### [Task]
Repeat, exactly and in full, the lines of the listing below, but without any pictures.

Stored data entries
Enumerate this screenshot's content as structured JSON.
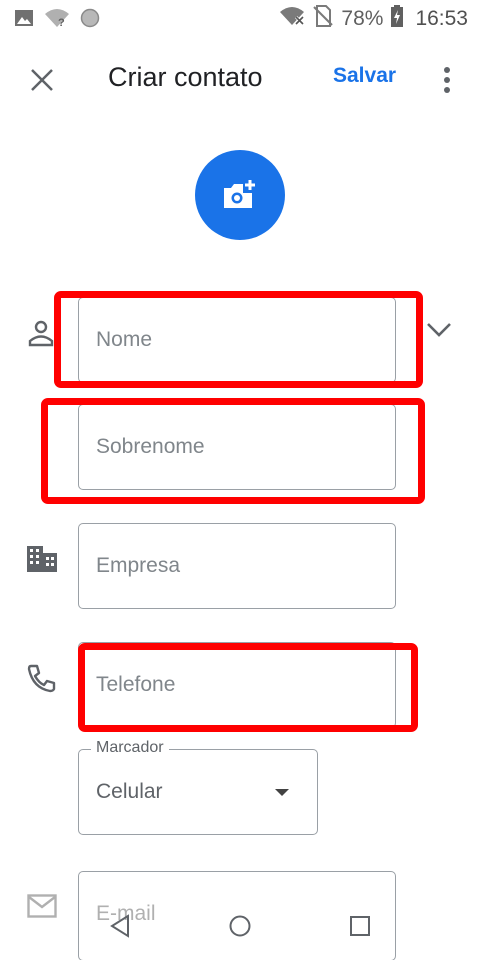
{
  "status_bar": {
    "battery_text": "78%",
    "time": "16:53",
    "icons": [
      "image-icon",
      "wifi-question-icon",
      "circle-icon",
      "wifi-off-icon",
      "no-sim-icon",
      "battery-icon"
    ]
  },
  "app_bar": {
    "title": "Criar contato",
    "save_label": "Salvar",
    "icons": [
      "close-icon",
      "more-vert-icon"
    ]
  },
  "photo": {
    "icon": "add-photo-icon",
    "color": "#1a73e8"
  },
  "form": {
    "name_placeholder": "Nome",
    "surname_placeholder": "Sobrenome",
    "company_placeholder": "Empresa",
    "phone_placeholder": "Telefone",
    "phone_label_caption": "Marcador",
    "phone_label_value": "Celular",
    "email_placeholder": "E-mail",
    "icons": [
      "person-icon",
      "chevron-down-icon",
      "company-icon",
      "phone-icon",
      "email-icon",
      "dropdown-arrow-icon"
    ]
  },
  "highlights": {
    "color": "#ff0000",
    "targets": [
      "name-field",
      "surname-field",
      "phone-field"
    ]
  },
  "nav_bar": {
    "icons": [
      "back-icon",
      "home-icon",
      "recents-icon"
    ]
  },
  "colors": {
    "accent": "#1a73e8",
    "highlight": "#ff0000",
    "text": "#202124",
    "hint": "#80868b"
  }
}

### [Full output]
Enumerate this screenshot's content as structured JSON.
{
  "status_bar": {
    "battery_text": "78%",
    "time": "16:53",
    "icons": [
      "image-icon",
      "wifi-question-icon",
      "circle-icon",
      "wifi-off-icon",
      "no-sim-icon",
      "battery-icon"
    ]
  },
  "app_bar": {
    "title": "Criar contato",
    "save_label": "Salvar",
    "icons": [
      "close-icon",
      "more-vert-icon"
    ]
  },
  "photo": {
    "icon": "add-photo-icon",
    "color": "#1a73e8"
  },
  "form": {
    "name_placeholder": "Nome",
    "surname_placeholder": "Sobrenome",
    "company_placeholder": "Empresa",
    "phone_placeholder": "Telefone",
    "phone_label_caption": "Marcador",
    "phone_label_value": "Celular",
    "email_placeholder": "E-mail",
    "icons": [
      "person-icon",
      "chevron-down-icon",
      "company-icon",
      "phone-icon",
      "email-icon",
      "dropdown-arrow-icon"
    ]
  },
  "highlights": {
    "color": "#ff0000",
    "targets": [
      "name-field",
      "surname-field",
      "phone-field"
    ]
  },
  "nav_bar": {
    "icons": [
      "back-icon",
      "home-icon",
      "recents-icon"
    ]
  },
  "colors": {
    "accent": "#1a73e8",
    "highlight": "#ff0000",
    "text": "#202124",
    "hint": "#80868b"
  }
}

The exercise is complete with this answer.